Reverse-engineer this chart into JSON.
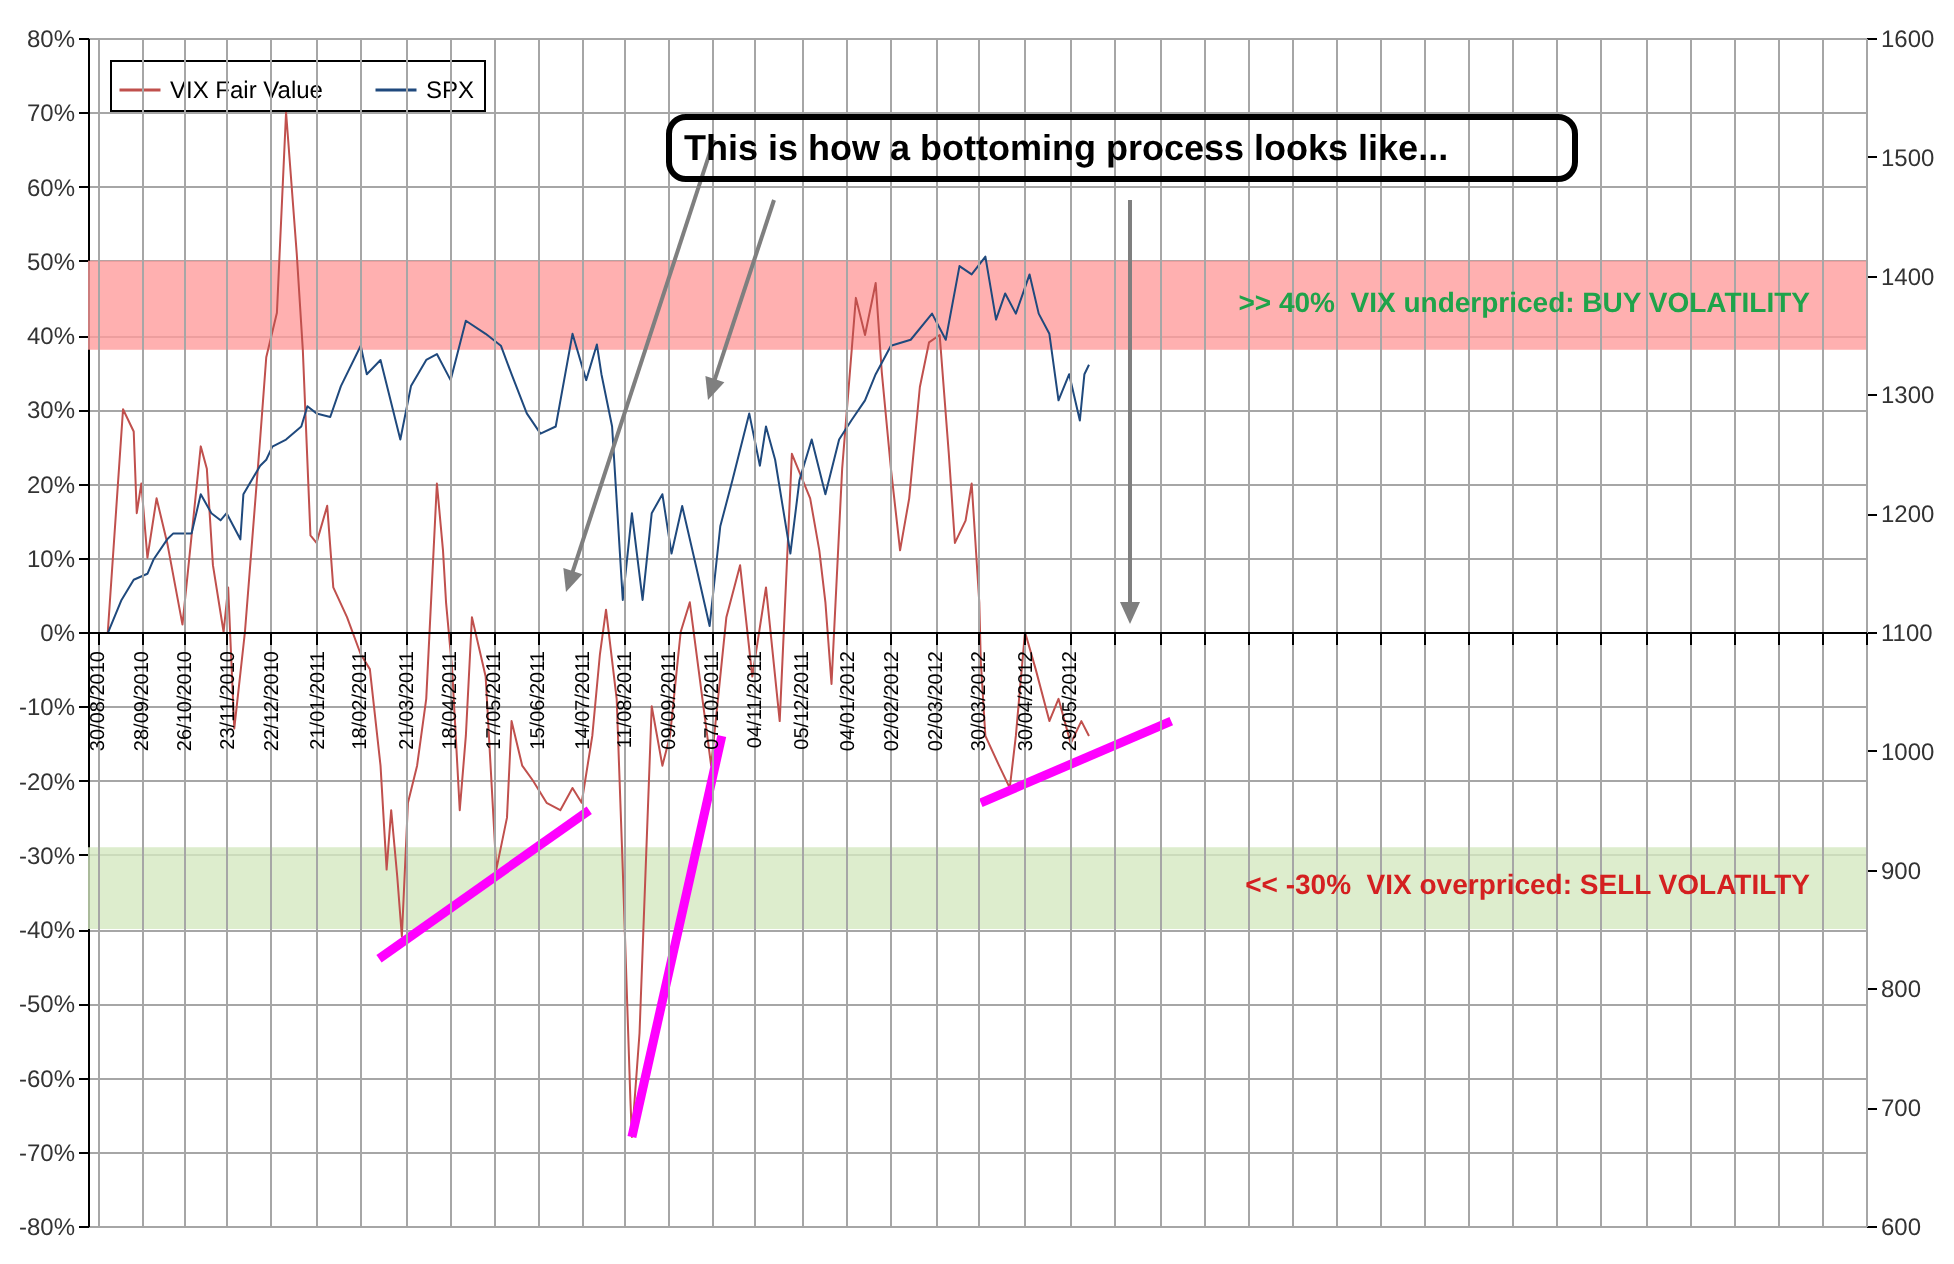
{
  "chart_data": {
    "type": "line",
    "annotations": [
      "This is how a bottoming process looks like..."
    ],
    "xlim": [
      "2010-08-24",
      "2013-11-03"
    ],
    "xticks": [
      {
        "value": "2010-08-30",
        "label": "30/08/2010"
      },
      {
        "value": "2010-09-28",
        "label": "28/09/2010"
      },
      {
        "value": "2010-10-26",
        "label": "26/10/2010"
      },
      {
        "value": "2010-11-23",
        "label": "23/11/2010"
      },
      {
        "value": "2010-12-22",
        "label": "22/12/2010"
      },
      {
        "value": "2011-01-21",
        "label": "21/01/2011"
      },
      {
        "value": "2011-02-18",
        "label": "18/02/2011"
      },
      {
        "value": "2011-03-21",
        "label": "21/03/2011"
      },
      {
        "value": "2011-04-18",
        "label": "18/04/2011"
      },
      {
        "value": "2011-05-17",
        "label": "17/05/2011"
      },
      {
        "value": "2011-06-15",
        "label": "15/06/2011"
      },
      {
        "value": "2011-07-14",
        "label": "14/07/2011"
      },
      {
        "value": "2011-08-11",
        "label": "11/08/2011"
      },
      {
        "value": "2011-09-09",
        "label": "09/09/2011"
      },
      {
        "value": "2011-10-07",
        "label": "07/10/2011"
      },
      {
        "value": "2011-11-04",
        "label": "04/11/2011"
      },
      {
        "value": "2011-12-05",
        "label": "05/12/2011"
      },
      {
        "value": "2012-01-04",
        "label": "04/01/2012"
      },
      {
        "value": "2012-02-02",
        "label": "02/02/2012"
      },
      {
        "value": "2012-03-02",
        "label": "02/03/2012"
      },
      {
        "value": "2012-03-30",
        "label": "30/03/2012"
      },
      {
        "value": "2012-04-30",
        "label": "30/04/2012"
      },
      {
        "value": "2012-05-29",
        "label": "29/05/2012"
      },
      {
        "value": "2012-06-28",
        "label": null
      },
      {
        "value": "2012-07-27",
        "label": null
      },
      {
        "value": "2012-08-25",
        "label": null
      },
      {
        "value": "2012-09-23",
        "label": null
      },
      {
        "value": "2012-10-22",
        "label": null
      },
      {
        "value": "2012-11-20",
        "label": null
      },
      {
        "value": "2012-12-19",
        "label": null
      },
      {
        "value": "2013-01-17",
        "label": null
      },
      {
        "value": "2013-02-15",
        "label": null
      },
      {
        "value": "2013-03-16",
        "label": null
      },
      {
        "value": "2013-04-14",
        "label": null
      },
      {
        "value": "2013-05-13",
        "label": null
      },
      {
        "value": "2013-06-11",
        "label": null
      },
      {
        "value": "2013-07-10",
        "label": null
      },
      {
        "value": "2013-08-08",
        "label": null
      },
      {
        "value": "2013-09-06",
        "label": null
      },
      {
        "value": "2013-10-05",
        "label": null
      },
      {
        "value": "2013-11-03",
        "label": null
      }
    ],
    "ylim": [
      -80,
      80
    ],
    "yticks": [
      {
        "value": -80,
        "label": "-80%"
      },
      {
        "value": -70,
        "label": "-70%"
      },
      {
        "value": -60,
        "label": "-60%"
      },
      {
        "value": -50,
        "label": "-50%"
      },
      {
        "value": -40,
        "label": "-40%"
      },
      {
        "value": -30,
        "label": "-30%"
      },
      {
        "value": -20,
        "label": "-20%"
      },
      {
        "value": -10,
        "label": "-10%"
      },
      {
        "value": 0,
        "label": "0%"
      },
      {
        "value": 10,
        "label": "10%"
      },
      {
        "value": 20,
        "label": "20%"
      },
      {
        "value": 30,
        "label": "30%"
      },
      {
        "value": 40,
        "label": "40%"
      },
      {
        "value": 50,
        "label": "50%"
      },
      {
        "value": 60,
        "label": "60%"
      },
      {
        "value": 70,
        "label": "70%"
      },
      {
        "value": 80,
        "label": "80%"
      }
    ],
    "y2lim": [
      600,
      1600
    ],
    "y2ticks": [
      600,
      700,
      800,
      900,
      1000,
      1100,
      1200,
      1300,
      1400,
      1500,
      1600
    ],
    "grid": true,
    "legend": "top left",
    "bands": [
      {
        "axis": "y",
        "from": 38,
        "to": 50,
        "label": ">> 40%  VIX underpriced: BUY VOLATILITY",
        "color": "#ff9c9c"
      },
      {
        "axis": "y",
        "from": -40,
        "to": -29,
        "label": "<< -30%  VIX overpriced: SELL VOLATILTY",
        "color": "#d5e8c0"
      }
    ],
    "series": [
      {
        "name": "VIX Fair Value",
        "color": "#c0504d",
        "x": [
          "2010-09-06",
          "2010-09-16",
          "2010-09-23",
          "2010-09-25",
          "2010-09-28",
          "2010-10-02",
          "2010-10-08",
          "2010-10-15",
          "2010-10-25",
          "2010-10-31",
          "2010-11-06",
          "2010-11-10",
          "2010-11-14",
          "2010-11-21",
          "2010-11-24",
          "2010-11-28",
          "2010-12-05",
          "2010-12-15",
          "2010-12-19",
          "2010-12-26",
          "2011-01-01",
          "2011-01-08",
          "2011-01-12",
          "2011-01-17",
          "2011-01-21",
          "2011-01-28",
          "2011-02-01",
          "2011-02-10",
          "2011-02-19",
          "2011-02-25",
          "2011-03-04",
          "2011-03-08",
          "2011-03-11",
          "2011-03-15",
          "2011-03-18",
          "2011-03-22",
          "2011-03-28",
          "2011-04-03",
          "2011-04-10",
          "2011-04-14",
          "2011-04-16",
          "2011-04-20",
          "2011-04-25",
          "2011-04-29",
          "2011-05-03",
          "2011-05-12",
          "2011-05-19",
          "2011-05-26",
          "2011-05-29",
          "2011-06-05",
          "2011-06-12",
          "2011-06-21",
          "2011-06-30",
          "2011-07-08",
          "2011-07-14",
          "2011-07-21",
          "2011-07-26",
          "2011-07-30",
          "2011-08-06",
          "2011-08-10",
          "2011-08-15",
          "2011-08-16",
          "2011-08-21",
          "2011-08-25",
          "2011-08-29",
          "2011-09-05",
          "2011-09-10",
          "2011-09-17",
          "2011-09-23",
          "2011-10-07",
          "2011-10-17",
          "2011-10-26",
          "2011-11-03",
          "2011-11-12",
          "2011-11-21",
          "2011-11-29",
          "2011-12-11",
          "2011-12-17",
          "2011-12-21",
          "2011-12-25",
          "2012-01-01",
          "2012-01-10",
          "2012-01-16",
          "2012-01-23",
          "2012-01-27",
          "2012-02-02",
          "2012-02-08",
          "2012-02-14",
          "2012-02-21",
          "2012-02-27",
          "2012-03-05",
          "2012-03-11",
          "2012-03-15",
          "2012-03-22",
          "2012-03-26",
          "2012-03-31",
          "2012-04-01",
          "2012-04-04",
          "2012-04-13",
          "2012-04-20",
          "2012-04-24",
          "2012-04-30",
          "2012-05-07",
          "2012-05-16",
          "2012-05-22",
          "2012-05-30",
          "2012-06-06",
          "2012-06-11"
        ],
        "values": [
          0,
          30,
          27,
          16,
          20,
          10,
          18,
          12,
          1,
          13,
          25,
          22,
          9,
          0,
          6,
          -13,
          0,
          26,
          37,
          43,
          70,
          51,
          38,
          13,
          12,
          17,
          6,
          2,
          -3,
          -5,
          -18,
          -32,
          -24,
          -33,
          -41,
          -23,
          -18,
          -9,
          20,
          11,
          4,
          -5,
          -24,
          -14,
          2,
          -6,
          -32,
          -25,
          -12,
          -18,
          -20,
          -23,
          -24,
          -21,
          -23,
          -14,
          -3,
          3,
          -9,
          -32,
          -63,
          -68,
          -54,
          -32,
          -10,
          -18,
          -14,
          0,
          4,
          -18,
          2,
          9,
          -6,
          6,
          -12,
          24,
          18,
          11,
          4,
          -7,
          22,
          45,
          40,
          47,
          35,
          22,
          11,
          18,
          33,
          39,
          40,
          24,
          12,
          15,
          20,
          4,
          -4,
          -14,
          -18,
          -21,
          -14,
          0,
          -5,
          -12,
          -9,
          -15,
          -12,
          -14
        ]
      },
      {
        "name": "SPX",
        "color": "#1f497d",
        "axis": "y2",
        "x": [
          "2010-09-06",
          "2010-09-15",
          "2010-09-23",
          "2010-10-02",
          "2010-10-06",
          "2010-10-15",
          "2010-10-19",
          "2010-10-31",
          "2010-11-06",
          "2010-11-13",
          "2010-11-19",
          "2010-11-23",
          "2010-12-02",
          "2010-12-04",
          "2010-12-15",
          "2010-12-19",
          "2010-12-23",
          "2011-01-01",
          "2011-01-11",
          "2011-01-15",
          "2011-01-21",
          "2011-01-30",
          "2011-02-06",
          "2011-02-19",
          "2011-02-23",
          "2011-03-04",
          "2011-03-17",
          "2011-03-24",
          "2011-04-03",
          "2011-04-10",
          "2011-04-19",
          "2011-04-29",
          "2011-05-12",
          "2011-05-22",
          "2011-05-29",
          "2011-06-08",
          "2011-06-17",
          "2011-06-27",
          "2011-07-08",
          "2011-07-17",
          "2011-07-24",
          "2011-07-27",
          "2011-08-03",
          "2011-08-10",
          "2011-08-16",
          "2011-08-23",
          "2011-08-29",
          "2011-09-05",
          "2011-09-11",
          "2011-09-18",
          "2011-09-27",
          "2011-10-06",
          "2011-10-13",
          "2011-10-21",
          "2011-11-01",
          "2011-11-08",
          "2011-11-12",
          "2011-11-18",
          "2011-11-28",
          "2011-12-04",
          "2011-12-12",
          "2011-12-21",
          "2011-12-30",
          "2012-01-07",
          "2012-01-16",
          "2012-01-23",
          "2012-02-02",
          "2012-02-15",
          "2012-02-29",
          "2012-03-09",
          "2012-03-18",
          "2012-03-26",
          "2012-04-04",
          "2012-04-11",
          "2012-04-17",
          "2012-04-24",
          "2012-05-03",
          "2012-05-09",
          "2012-05-16",
          "2012-05-22",
          "2012-05-29",
          "2012-06-05",
          "2012-06-08",
          "2012-06-11"
        ],
        "values": [
          1099,
          1127,
          1144,
          1149,
          1161,
          1178,
          1183,
          1183,
          1216,
          1200,
          1194,
          1200,
          1178,
          1216,
          1240,
          1245,
          1256,
          1262,
          1273,
          1290,
          1284,
          1281,
          1307,
          1341,
          1317,
          1329,
          1262,
          1307,
          1329,
          1334,
          1312,
          1362,
          1351,
          1341,
          1317,
          1284,
          1267,
          1273,
          1351,
          1312,
          1342,
          1317,
          1273,
          1127,
          1200,
          1127,
          1200,
          1216,
          1166,
          1206,
          1156,
          1105,
          1189,
          1228,
          1284,
          1240,
          1273,
          1245,
          1166,
          1228,
          1262,
          1216,
          1262,
          1278,
          1295,
          1317,
          1341,
          1346,
          1368,
          1346,
          1408,
          1401,
          1416,
          1363,
          1385,
          1368,
          1401,
          1368,
          1351,
          1295,
          1317,
          1278,
          1317,
          1325
        ]
      },
      {
        "color": "#ff00ff",
        "x": [
          "2011-03-03",
          "2011-07-19"
        ],
        "values": [
          -44,
          -24
        ]
      },
      {
        "color": "#ff00ff",
        "x": [
          "2011-08-16",
          "2011-10-14"
        ],
        "values": [
          -68,
          -14
        ]
      },
      {
        "color": "#ff00ff",
        "x": [
          "2012-04-01",
          "2012-08-04"
        ],
        "values": [
          -23,
          -12
        ]
      }
    ]
  }
}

================

EXERCISE BRIEF:
In the entries above, find each line with the word "color" and copy it.

REPLY:
        "color": "#ff9c9c"
        "color": "#d5e8c0"
        "color": "#c0504d",
        "color": "#1f497d",
        "color": "#ff00ff",
        "color": "#ff00ff",
        "color": "#ff00ff",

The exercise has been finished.